Data drawn from a collection
** Begin **
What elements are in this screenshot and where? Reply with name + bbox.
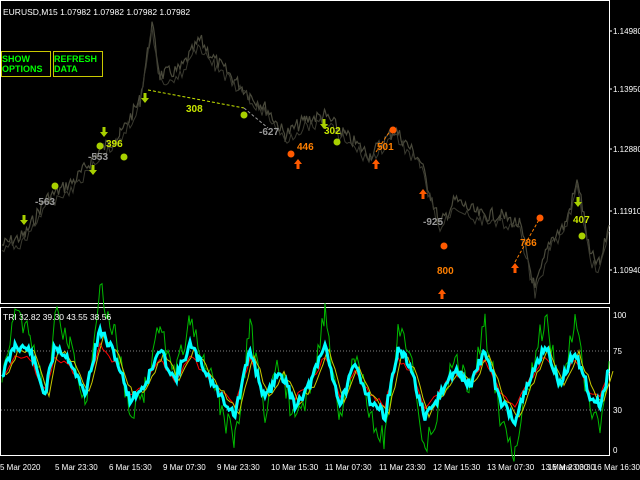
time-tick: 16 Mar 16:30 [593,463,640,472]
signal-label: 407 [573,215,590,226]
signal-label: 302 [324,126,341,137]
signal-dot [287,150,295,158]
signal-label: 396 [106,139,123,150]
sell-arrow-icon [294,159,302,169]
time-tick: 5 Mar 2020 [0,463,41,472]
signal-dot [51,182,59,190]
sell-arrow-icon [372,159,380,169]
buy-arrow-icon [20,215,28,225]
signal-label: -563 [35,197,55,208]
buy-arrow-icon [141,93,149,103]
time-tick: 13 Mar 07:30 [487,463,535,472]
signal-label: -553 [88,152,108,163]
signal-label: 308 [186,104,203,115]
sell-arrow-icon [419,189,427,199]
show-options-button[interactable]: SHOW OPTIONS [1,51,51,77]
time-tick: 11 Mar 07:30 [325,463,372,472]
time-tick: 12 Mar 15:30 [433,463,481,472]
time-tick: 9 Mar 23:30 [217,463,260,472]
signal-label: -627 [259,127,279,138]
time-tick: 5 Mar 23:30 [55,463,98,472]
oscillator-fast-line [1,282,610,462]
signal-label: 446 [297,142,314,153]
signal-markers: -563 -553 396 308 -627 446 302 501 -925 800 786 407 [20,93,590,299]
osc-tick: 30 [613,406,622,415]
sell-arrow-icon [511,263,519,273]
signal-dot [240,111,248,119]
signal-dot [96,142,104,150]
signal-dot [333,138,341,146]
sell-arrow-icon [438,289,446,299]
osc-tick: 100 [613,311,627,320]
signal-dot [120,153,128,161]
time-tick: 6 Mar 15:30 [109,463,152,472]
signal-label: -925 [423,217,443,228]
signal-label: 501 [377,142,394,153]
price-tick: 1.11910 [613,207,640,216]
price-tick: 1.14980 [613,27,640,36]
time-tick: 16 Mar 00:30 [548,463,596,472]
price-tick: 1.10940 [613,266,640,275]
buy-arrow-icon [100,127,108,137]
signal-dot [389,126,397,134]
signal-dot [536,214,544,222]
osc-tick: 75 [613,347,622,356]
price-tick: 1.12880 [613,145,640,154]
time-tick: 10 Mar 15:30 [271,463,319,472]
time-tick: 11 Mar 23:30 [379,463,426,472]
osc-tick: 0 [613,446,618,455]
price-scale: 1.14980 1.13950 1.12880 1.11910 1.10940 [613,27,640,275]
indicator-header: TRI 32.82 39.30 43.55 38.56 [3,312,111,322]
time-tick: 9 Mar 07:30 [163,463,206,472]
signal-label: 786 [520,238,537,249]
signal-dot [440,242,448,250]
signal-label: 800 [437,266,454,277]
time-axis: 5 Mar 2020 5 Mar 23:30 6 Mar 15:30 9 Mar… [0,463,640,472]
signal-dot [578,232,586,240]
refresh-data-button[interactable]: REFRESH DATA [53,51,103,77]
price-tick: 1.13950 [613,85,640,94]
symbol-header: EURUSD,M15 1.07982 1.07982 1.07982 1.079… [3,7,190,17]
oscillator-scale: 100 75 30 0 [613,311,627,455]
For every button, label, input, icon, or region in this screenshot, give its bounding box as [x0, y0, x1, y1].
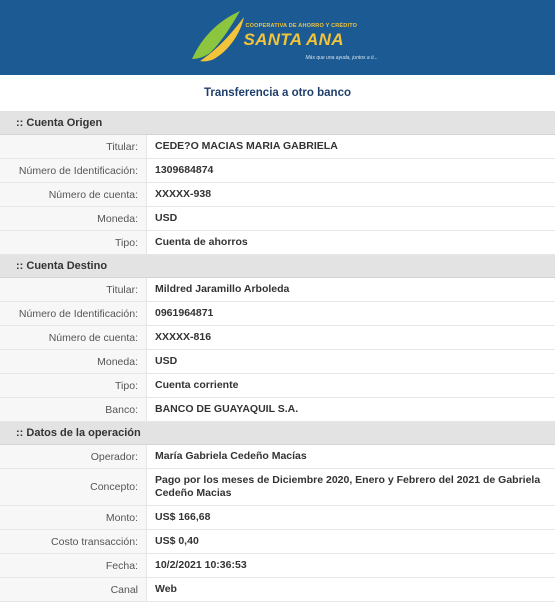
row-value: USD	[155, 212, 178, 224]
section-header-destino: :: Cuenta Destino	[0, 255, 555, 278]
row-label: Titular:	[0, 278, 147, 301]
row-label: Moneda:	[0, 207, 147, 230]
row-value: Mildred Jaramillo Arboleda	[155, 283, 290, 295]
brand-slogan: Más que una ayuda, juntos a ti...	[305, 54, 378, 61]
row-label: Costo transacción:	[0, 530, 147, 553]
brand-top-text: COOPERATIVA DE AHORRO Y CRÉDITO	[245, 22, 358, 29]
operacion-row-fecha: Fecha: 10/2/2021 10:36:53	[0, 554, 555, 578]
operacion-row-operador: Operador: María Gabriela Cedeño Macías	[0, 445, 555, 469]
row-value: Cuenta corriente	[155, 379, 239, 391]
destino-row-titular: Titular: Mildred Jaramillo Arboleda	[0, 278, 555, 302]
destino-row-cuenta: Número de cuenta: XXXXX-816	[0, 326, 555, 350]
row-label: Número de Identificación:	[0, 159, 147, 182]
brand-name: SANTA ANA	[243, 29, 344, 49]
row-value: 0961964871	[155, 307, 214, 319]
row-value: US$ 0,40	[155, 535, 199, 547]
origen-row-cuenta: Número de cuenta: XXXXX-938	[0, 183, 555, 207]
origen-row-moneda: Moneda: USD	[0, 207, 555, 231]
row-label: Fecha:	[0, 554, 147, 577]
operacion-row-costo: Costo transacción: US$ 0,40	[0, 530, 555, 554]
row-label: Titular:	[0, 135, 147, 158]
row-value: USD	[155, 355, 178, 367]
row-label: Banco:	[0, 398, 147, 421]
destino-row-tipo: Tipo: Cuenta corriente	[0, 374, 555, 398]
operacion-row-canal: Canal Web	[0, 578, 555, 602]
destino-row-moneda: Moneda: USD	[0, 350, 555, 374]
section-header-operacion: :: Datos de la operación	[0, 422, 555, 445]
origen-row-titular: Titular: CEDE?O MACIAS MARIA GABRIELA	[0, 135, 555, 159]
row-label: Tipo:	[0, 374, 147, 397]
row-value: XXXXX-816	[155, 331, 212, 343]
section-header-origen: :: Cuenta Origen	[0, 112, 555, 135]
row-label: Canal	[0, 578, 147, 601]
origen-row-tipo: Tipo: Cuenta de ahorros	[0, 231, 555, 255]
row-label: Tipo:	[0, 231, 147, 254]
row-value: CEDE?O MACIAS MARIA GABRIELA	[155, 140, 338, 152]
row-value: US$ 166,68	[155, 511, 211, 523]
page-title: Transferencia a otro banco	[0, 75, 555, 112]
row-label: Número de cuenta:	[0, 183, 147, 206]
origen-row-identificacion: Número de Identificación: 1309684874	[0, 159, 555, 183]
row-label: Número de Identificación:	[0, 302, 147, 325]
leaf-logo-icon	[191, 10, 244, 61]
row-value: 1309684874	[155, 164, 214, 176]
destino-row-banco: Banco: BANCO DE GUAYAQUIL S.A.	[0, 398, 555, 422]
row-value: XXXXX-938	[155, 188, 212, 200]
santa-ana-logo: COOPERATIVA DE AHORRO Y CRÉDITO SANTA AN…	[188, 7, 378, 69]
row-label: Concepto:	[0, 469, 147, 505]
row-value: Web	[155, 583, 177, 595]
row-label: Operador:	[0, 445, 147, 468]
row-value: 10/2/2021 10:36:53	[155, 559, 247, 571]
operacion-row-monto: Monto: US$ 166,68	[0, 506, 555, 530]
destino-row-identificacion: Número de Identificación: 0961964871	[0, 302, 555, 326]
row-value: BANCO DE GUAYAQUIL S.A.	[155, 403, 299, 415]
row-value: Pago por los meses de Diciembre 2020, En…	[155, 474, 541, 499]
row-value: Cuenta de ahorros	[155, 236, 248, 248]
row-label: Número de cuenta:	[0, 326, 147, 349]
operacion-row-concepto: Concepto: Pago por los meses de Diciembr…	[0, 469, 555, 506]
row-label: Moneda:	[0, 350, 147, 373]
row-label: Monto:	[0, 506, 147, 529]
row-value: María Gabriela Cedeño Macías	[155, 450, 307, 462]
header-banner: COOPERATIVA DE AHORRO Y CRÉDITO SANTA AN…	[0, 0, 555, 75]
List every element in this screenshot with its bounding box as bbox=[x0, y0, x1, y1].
** End **
* Stated problem: Can you write out the whole listing again with "signal-label" switched to "signal-tag" everywhere, keeping everything else unchanged and leaving out the pictures?

* Right answer:
What elements are in this screenshot and where? Reply with name + bbox.
time-tick: 16 Mar 16:30 [593,463,640,472]
signal-tag: 407 [573,215,590,226]
signal-tag: 302 [324,126,341,137]
signal-dot [287,150,295,158]
signal-tag: 396 [106,139,123,150]
sell-arrow-icon [294,159,302,169]
time-tick: 5 Mar 2020 [0,463,41,472]
signal-dot [51,182,59,190]
sell-arrow-icon [372,159,380,169]
buy-arrow-icon [20,215,28,225]
signal-tag: -563 [35,197,55,208]
buy-arrow-icon [141,93,149,103]
time-tick: 13 Mar 07:30 [487,463,535,472]
signal-tag: -553 [88,152,108,163]
signal-tag: 308 [186,104,203,115]
sell-arrow-icon [419,189,427,199]
show-options-button[interactable]: SHOW OPTIONS [1,51,51,77]
time-tick: 11 Mar 07:30 [325,463,372,472]
time-tick: 12 Mar 15:30 [433,463,481,472]
time-tick: 9 Mar 23:30 [217,463,260,472]
signal-tag: -627 [259,127,279,138]
time-tick: 5 Mar 23:30 [55,463,98,472]
oscillator-fast-line [1,282,610,462]
signal-tag: 446 [297,142,314,153]
signal-markers: -563 -553 396 308 -627 446 302 501 -925 800 786 407 [20,93,590,299]
osc-tick: 30 [613,406,622,415]
sell-arrow-icon [511,263,519,273]
signal-dot [240,111,248,119]
signal-dot [96,142,104,150]
signal-dot [333,138,341,146]
sell-arrow-icon [438,289,446,299]
osc-tick: 100 [613,311,627,320]
signal-dot [120,153,128,161]
time-tick: 6 Mar 15:30 [109,463,152,472]
signal-tag: -925 [423,217,443,228]
signal-tag: 501 [377,142,394,153]
price-tick: 1.11910 [613,207,640,216]
price-tick: 1.14980 [613,27,640,36]
time-tick: 16 Mar 00:30 [548,463,596,472]
price-tick: 1.10940 [613,266,640,275]
buy-arrow-icon [100,127,108,137]
signal-dot [389,126,397,134]
signal-dot [536,214,544,222]
osc-tick: 75 [613,347,622,356]
price-tick: 1.12880 [613,145,640,154]
time-tick: 10 Mar 15:30 [271,463,319,472]
time-tick: 11 Mar 23:30 [379,463,426,472]
osc-tick: 0 [613,446,618,455]
price-scale: 1.14980 1.13950 1.12880 1.11910 1.10940 [613,27,640,275]
indicator-header: TRI 32.82 39.30 43.55 38.56 [3,312,111,322]
time-tick: 9 Mar 07:30 [163,463,206,472]
signal-tag: 786 [520,238,537,249]
signal-dot [440,242,448,250]
signal-tag: 800 [437,266,454,277]
time-axis: 5 Mar 2020 5 Mar 23:30 6 Mar 15:30 9 Mar… [0,463,640,472]
signal-dot [578,232,586,240]
refresh-data-button[interactable]: REFRESH DATA [53,51,103,77]
price-tick: 1.13950 [613,85,640,94]
symbol-header: EURUSD,M15 1.07982 1.07982 1.07982 1.079… [3,7,190,17]
oscillator-scale: 100 75 30 0 [613,311,627,455]
For every button, label, input, icon, or region in this screenshot, give its bounding box as [x0, y0, x1, y1].
row-value: USD	[155, 212, 178, 224]
section-header-destino: :: Cuenta Destino	[0, 255, 555, 278]
row-label: Titular:	[0, 278, 147, 301]
row-label: Moneda:	[0, 207, 147, 230]
row-value: Mildred Jaramillo Arboleda	[155, 283, 290, 295]
brand-slogan: Más que una ayuda, juntos a ti...	[305, 54, 378, 61]
row-label: Costo transacción:	[0, 530, 147, 553]
brand-top-text: COOPERATIVA DE AHORRO Y CRÉDITO	[245, 22, 358, 29]
operacion-row-fecha: Fecha: 10/2/2021 10:36:53	[0, 554, 555, 578]
operacion-row-operador: Operador: María Gabriela Cedeño Macías	[0, 445, 555, 469]
row-value: Cuenta corriente	[155, 379, 239, 391]
destino-row-titular: Titular: Mildred Jaramillo Arboleda	[0, 278, 555, 302]
destino-row-cuenta: Número de cuenta: XXXXX-816	[0, 326, 555, 350]
row-label: Número de Identificación:	[0, 159, 147, 182]
brand-name: SANTA ANA	[243, 29, 344, 49]
row-value: 0961964871	[155, 307, 214, 319]
row-value: US$ 0,40	[155, 535, 199, 547]
origen-row-cuenta: Número de cuenta: XXXXX-938	[0, 183, 555, 207]
origen-row-moneda: Moneda: USD	[0, 207, 555, 231]
row-label: Fecha:	[0, 554, 147, 577]
operacion-row-costo: Costo transacción: US$ 0,40	[0, 530, 555, 554]
row-label: Titular:	[0, 135, 147, 158]
row-value: USD	[155, 355, 178, 367]
row-label: Banco:	[0, 398, 147, 421]
destino-row-tipo: Tipo: Cuenta corriente	[0, 374, 555, 398]
operacion-row-canal: Canal Web	[0, 578, 555, 602]
destino-row-moneda: Moneda: USD	[0, 350, 555, 374]
section-header-operacion: :: Datos de la operación	[0, 422, 555, 445]
origen-row-titular: Titular: CEDE?O MACIAS MARIA GABRIELA	[0, 135, 555, 159]
row-label: Tipo:	[0, 374, 147, 397]
row-value: XXXXX-816	[155, 331, 212, 343]
section-header-origen: :: Cuenta Origen	[0, 112, 555, 135]
row-label: Canal	[0, 578, 147, 601]
origen-row-tipo: Tipo: Cuenta de ahorros	[0, 231, 555, 255]
row-label: Tipo:	[0, 231, 147, 254]
row-value: CEDE?O MACIAS MARIA GABRIELA	[155, 140, 338, 152]
row-value: US$ 166,68	[155, 511, 211, 523]
page-title: Transferencia a otro banco	[0, 75, 555, 112]
row-label: Número de cuenta:	[0, 183, 147, 206]
origen-row-identificacion: Número de Identificación: 1309684874	[0, 159, 555, 183]
row-label: Número de Identificación:	[0, 302, 147, 325]
leaf-logo-icon	[191, 10, 244, 61]
row-value: 1309684874	[155, 164, 214, 176]
destino-row-banco: Banco: BANCO DE GUAYAQUIL S.A.	[0, 398, 555, 422]
row-value: XXXXX-938	[155, 188, 212, 200]
santa-ana-logo: COOPERATIVA DE AHORRO Y CRÉDITO SANTA AN…	[188, 7, 378, 69]
row-label: Concepto:	[0, 469, 147, 505]
row-value: Web	[155, 583, 177, 595]
row-label: Operador:	[0, 445, 147, 468]
row-value: 10/2/2021 10:36:53	[155, 559, 247, 571]
operacion-row-monto: Monto: US$ 166,68	[0, 506, 555, 530]
destino-row-identificacion: Número de Identificación: 0961964871	[0, 302, 555, 326]
row-value: BANCO DE GUAYAQUIL S.A.	[155, 403, 299, 415]
row-value: Pago por los meses de Diciembre 2020, En…	[155, 474, 541, 499]
row-value: Cuenta de ahorros	[155, 236, 248, 248]
row-label: Número de cuenta:	[0, 326, 147, 349]
operacion-row-concepto: Concepto: Pago por los meses de Diciembr…	[0, 469, 555, 506]
row-label: Moneda:	[0, 350, 147, 373]
row-label: Monto:	[0, 506, 147, 529]
row-value: María Gabriela Cedeño Macías	[155, 450, 307, 462]
header-banner: COOPERATIVA DE AHORRO Y CRÉDITO SANTA AN…	[0, 0, 555, 75]
List every element in this screenshot with its bounding box as bbox=[x0, y0, x1, y1].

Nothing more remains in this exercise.